## START
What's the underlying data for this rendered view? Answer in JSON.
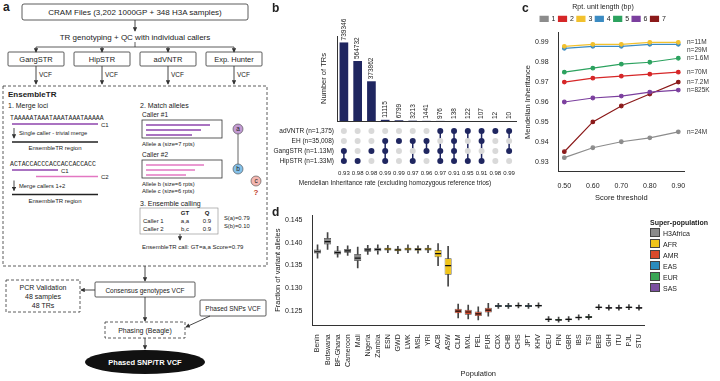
{
  "diagram": {
    "panel_label": "a",
    "input": "CRAM Files (3,202 1000GP + 348 H3A samples)",
    "step": "TR genotyping + QC with individual callers",
    "callers": [
      "GangSTR",
      "HipSTR",
      "adVNTR",
      "Exp. Hunter"
    ],
    "caller_output": "VCF",
    "ensemble": {
      "title": "EnsembleTR",
      "merge": {
        "title": "1. Merge loci",
        "examples": [
          {
            "sequence": "TAAAAATAAATAAATAAATAAAAA",
            "callers": [
              "C1"
            ],
            "action": "Single caller - trivial merge",
            "result": "EnsembleTR region"
          },
          {
            "sequence": "ACTACCACCCACCACCACCACC",
            "callers": [
              "C1",
              "C2"
            ],
            "action": "Merge callers 1+2",
            "result": "EnsembleTR region"
          }
        ]
      },
      "match": {
        "title": "2. Match alleles",
        "callers": [
          {
            "name": "Caller #1",
            "alleles": [
              "Allele a (size=7 rpts)"
            ]
          },
          {
            "name": "Caller #2",
            "alleles": [
              "Allele b (size=6 rpts)",
              "Allele c (size=6 rpts)"
            ]
          }
        ],
        "nodes": [
          "a",
          "b",
          "c"
        ],
        "unmatched": "?"
      },
      "calling": {
        "title": "3. Ensemble calling",
        "header": [
          "GT",
          "Q"
        ],
        "rows": [
          {
            "caller": "Caller 1",
            "gt": "a,a",
            "q": 0.9
          },
          {
            "caller": "Caller 2",
            "gt": "b,c",
            "q": 0.9
          }
        ],
        "scores": [
          "S(a)=0.79",
          "S(b)=0.10"
        ],
        "result": "EnsembleTR call: GT=a,a Score=0.79"
      }
    },
    "validation": [
      "PCR Validation",
      "48 samples",
      "48 TRs"
    ],
    "consensus": "Consensus genotypes VCF",
    "snps": "Phased SNPs VCF",
    "phasing": "Phasing (Beagle)",
    "output": "Phased SNP/TR VCF"
  },
  "chart_data": [
    {
      "panel_label": "b",
      "type": "bar",
      "ylabel": "Number of TRs",
      "values": [
        739346,
        564732,
        373862,
        11115,
        6799,
        3213,
        1441,
        976,
        138,
        122,
        107,
        12,
        10
      ],
      "color": "#1f2660",
      "ylim": [
        0,
        800000
      ],
      "tick_labels": false,
      "data_labels": true,
      "grid": false,
      "sets": [
        "adVNTR (n=1,375)",
        "EH (n=35,008)",
        "GangSTR (n=1.13M)",
        "HipSTR (n=1.33M)"
      ],
      "membership": [
        [
          false,
          false,
          true,
          true
        ],
        [
          false,
          false,
          false,
          true
        ],
        [
          false,
          false,
          true,
          false
        ],
        [
          false,
          true,
          true,
          true
        ],
        [
          false,
          true,
          false,
          false
        ],
        [
          false,
          true,
          false,
          true
        ],
        [
          false,
          true,
          true,
          false
        ],
        [
          true,
          false,
          true,
          true
        ],
        [
          true,
          true,
          true,
          true
        ],
        [
          true,
          false,
          false,
          true
        ],
        [
          true,
          true,
          false,
          true
        ],
        [
          true,
          false,
          false,
          false
        ],
        [
          true,
          false,
          true,
          false
        ]
      ],
      "mendelian_rates": [
        0.93,
        0.98,
        0.98,
        0.99,
        0.99,
        0.97,
        0.96,
        0.97,
        0.91,
        0.95,
        0.91,
        0.98,
        0.99
      ],
      "mendelian_label": "Mendelian Inheritance rate (excluding homozygous reference trios)"
    },
    {
      "panel_label": "c",
      "type": "line",
      "xlabel": "Score threshold",
      "ylabel": "Mendelian Inheritance",
      "legend": "top",
      "legend_title": "Rpt. unit length (bp)",
      "grid": false,
      "marker": "circle",
      "x": [
        0.5,
        0.6,
        0.7,
        0.8,
        0.9
      ],
      "xlim": [
        0.48,
        0.92
      ],
      "xticks": [
        {
          "value": 0.5,
          "label": "0.50"
        },
        {
          "value": 0.6,
          "label": "0.60"
        },
        {
          "value": 0.7,
          "label": "0.70"
        },
        {
          "value": 0.8,
          "label": "0.80"
        },
        {
          "value": 0.9,
          "label": "0.90"
        }
      ],
      "ylim": [
        0.925,
        0.995
      ],
      "yticks": [
        0.93,
        0.94,
        0.95,
        0.96,
        0.97,
        0.98,
        0.99
      ],
      "series": [
        {
          "name": "1",
          "color": "#8c8c8c",
          "values": [
            0.932,
            0.937,
            0.94,
            0.942,
            0.945
          ],
          "annotation": "n=24M"
        },
        {
          "name": "2",
          "color": "#d62728",
          "values": [
            0.97,
            0.972,
            0.973,
            0.974,
            0.975
          ],
          "annotation": "n=70M"
        },
        {
          "name": "3",
          "color": "#f2c12e",
          "values": [
            0.988,
            0.989,
            0.989,
            0.99,
            0.99
          ],
          "annotation": "n=11M"
        },
        {
          "name": "4",
          "color": "#3b8bc2",
          "values": [
            0.987,
            0.988,
            0.988,
            0.989,
            0.989
          ],
          "annotation": "n=29M"
        },
        {
          "name": "5",
          "color": "#2ca25f",
          "values": [
            0.975,
            0.977,
            0.979,
            0.98,
            0.982
          ],
          "annotation": "n=1.6M"
        },
        {
          "name": "6",
          "color": "#7b3f9e",
          "values": [
            0.96,
            0.962,
            0.963,
            0.965,
            0.966
          ],
          "annotation": "n=825K"
        },
        {
          "name": "7",
          "color": "#8b1a1a",
          "values": [
            0.935,
            0.95,
            0.958,
            0.964,
            0.97
          ],
          "annotation": "n=7.2M"
        }
      ]
    },
    {
      "panel_label": "d",
      "type": "box",
      "xlabel": "Population",
      "ylabel": "Fraction of variant alleles",
      "ylim": [
        0.122,
        0.146
      ],
      "yticks": [
        0.125,
        {
          "value": 0.13,
          "label": "0.130"
        },
        0.135,
        {
          "value": 0.14,
          "label": "0.140"
        },
        0.145
      ],
      "grid": false,
      "legend": "right",
      "legend_title": "Super-population",
      "groups": [
        {
          "name": "H3Africa",
          "color": "#8a8a8a"
        },
        {
          "name": "AFR",
          "color": "#f0c419"
        },
        {
          "name": "AMR",
          "color": "#d94a2b"
        },
        {
          "name": "EAS",
          "color": "#2b8cbe"
        },
        {
          "name": "EUR",
          "color": "#3aa655"
        },
        {
          "name": "SAS",
          "color": "#7b4fa0"
        }
      ],
      "categories": [
        "Benin",
        "Botswana",
        "BF-Ghana",
        "Cameroon",
        "Mali",
        "Nigeria",
        "Zambia",
        "ESN",
        "GWD",
        "LWK",
        "MSL",
        "YRI",
        "ACB",
        "ASW",
        "CLM",
        "MXL",
        "PEL",
        "PUR",
        "CDX",
        "CHB",
        "CHS",
        "JPT",
        "KHV",
        "CEU",
        "FIN",
        "GBR",
        "IBS",
        "TSI",
        "BEB",
        "GIH",
        "ITU",
        "PJL",
        "STU"
      ],
      "super_population": [
        "H3Africa",
        "H3Africa",
        "H3Africa",
        "H3Africa",
        "H3Africa",
        "H3Africa",
        "H3Africa",
        "AFR",
        "AFR",
        "AFR",
        "AFR",
        "AFR",
        "AFR",
        "AFR",
        "AMR",
        "AMR",
        "AMR",
        "AMR",
        "EAS",
        "EAS",
        "EAS",
        "EAS",
        "EAS",
        "EUR",
        "EUR",
        "EUR",
        "EUR",
        "EUR",
        "SAS",
        "SAS",
        "SAS",
        "SAS",
        "SAS"
      ],
      "boxes": [
        {
          "min": 0.1366,
          "q1": 0.1376,
          "median": 0.138,
          "q3": 0.1385,
          "max": 0.1395
        },
        {
          "min": 0.1385,
          "q1": 0.1396,
          "median": 0.1402,
          "q3": 0.141,
          "max": 0.1422
        },
        {
          "min": 0.1368,
          "q1": 0.1374,
          "median": 0.1378,
          "q3": 0.1383,
          "max": 0.1392
        },
        {
          "min": 0.1372,
          "q1": 0.1378,
          "median": 0.1382,
          "q3": 0.1386,
          "max": 0.1393
        },
        {
          "min": 0.1345,
          "q1": 0.136,
          "median": 0.1366,
          "q3": 0.1375,
          "max": 0.139
        },
        {
          "min": 0.1374,
          "q1": 0.138,
          "median": 0.1384,
          "q3": 0.1388,
          "max": 0.1394
        },
        {
          "min": 0.1375,
          "q1": 0.1381,
          "median": 0.1385,
          "q3": 0.1389,
          "max": 0.1395
        },
        {
          "min": 0.1378,
          "q1": 0.1383,
          "median": 0.1386,
          "q3": 0.1389,
          "max": 0.1394
        },
        {
          "min": 0.1376,
          "q1": 0.1381,
          "median": 0.1384,
          "q3": 0.1387,
          "max": 0.1392
        },
        {
          "min": 0.1378,
          "q1": 0.1383,
          "median": 0.1386,
          "q3": 0.1389,
          "max": 0.1395
        },
        {
          "min": 0.1377,
          "q1": 0.1382,
          "median": 0.1385,
          "q3": 0.1388,
          "max": 0.1393
        },
        {
          "min": 0.1378,
          "q1": 0.1383,
          "median": 0.1386,
          "q3": 0.1389,
          "max": 0.1394
        },
        {
          "min": 0.135,
          "q1": 0.1368,
          "median": 0.1376,
          "q3": 0.1384,
          "max": 0.1398
        },
        {
          "min": 0.1305,
          "q1": 0.133,
          "median": 0.135,
          "q3": 0.1366,
          "max": 0.1392
        },
        {
          "min": 0.1236,
          "q1": 0.1246,
          "median": 0.1251,
          "q3": 0.1256,
          "max": 0.1266
        },
        {
          "min": 0.1234,
          "q1": 0.1243,
          "median": 0.1249,
          "q3": 0.1254,
          "max": 0.1264
        },
        {
          "min": 0.1232,
          "q1": 0.124,
          "median": 0.1245,
          "q3": 0.125,
          "max": 0.126
        },
        {
          "min": 0.124,
          "q1": 0.1248,
          "median": 0.1253,
          "q3": 0.1258,
          "max": 0.1268
        },
        {
          "min": 0.1257,
          "q1": 0.126,
          "median": 0.1262,
          "q3": 0.1264,
          "max": 0.1268
        },
        {
          "min": 0.1257,
          "q1": 0.126,
          "median": 0.1262,
          "q3": 0.1264,
          "max": 0.1268
        },
        {
          "min": 0.1258,
          "q1": 0.1261,
          "median": 0.1263,
          "q3": 0.1265,
          "max": 0.1269
        },
        {
          "min": 0.1257,
          "q1": 0.126,
          "median": 0.1262,
          "q3": 0.1264,
          "max": 0.1268
        },
        {
          "min": 0.1258,
          "q1": 0.1261,
          "median": 0.1263,
          "q3": 0.1265,
          "max": 0.1269
        },
        {
          "min": 0.1228,
          "q1": 0.1231,
          "median": 0.1233,
          "q3": 0.1235,
          "max": 0.1239
        },
        {
          "min": 0.1227,
          "q1": 0.123,
          "median": 0.1232,
          "q3": 0.1234,
          "max": 0.1238
        },
        {
          "min": 0.1228,
          "q1": 0.1231,
          "median": 0.1233,
          "q3": 0.1235,
          "max": 0.1239
        },
        {
          "min": 0.1232,
          "q1": 0.1235,
          "median": 0.1237,
          "q3": 0.1239,
          "max": 0.1243
        },
        {
          "min": 0.1233,
          "q1": 0.1236,
          "median": 0.1238,
          "q3": 0.124,
          "max": 0.1244
        },
        {
          "min": 0.1254,
          "q1": 0.1257,
          "median": 0.1259,
          "q3": 0.1261,
          "max": 0.1265
        },
        {
          "min": 0.1253,
          "q1": 0.1256,
          "median": 0.1258,
          "q3": 0.126,
          "max": 0.1264
        },
        {
          "min": 0.1253,
          "q1": 0.1256,
          "median": 0.1258,
          "q3": 0.126,
          "max": 0.1264
        },
        {
          "min": 0.1254,
          "q1": 0.1257,
          "median": 0.1259,
          "q3": 0.1261,
          "max": 0.1265
        },
        {
          "min": 0.1253,
          "q1": 0.1256,
          "median": 0.1258,
          "q3": 0.126,
          "max": 0.1264
        }
      ]
    }
  ]
}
## END
Return each line of the data that contains the string "sequence".

OUTPUT:
            "sequence": "TAAAAATAAATAAATAAATAAAAA",
            "sequence": "ACTACCACCCACCACCACCACC",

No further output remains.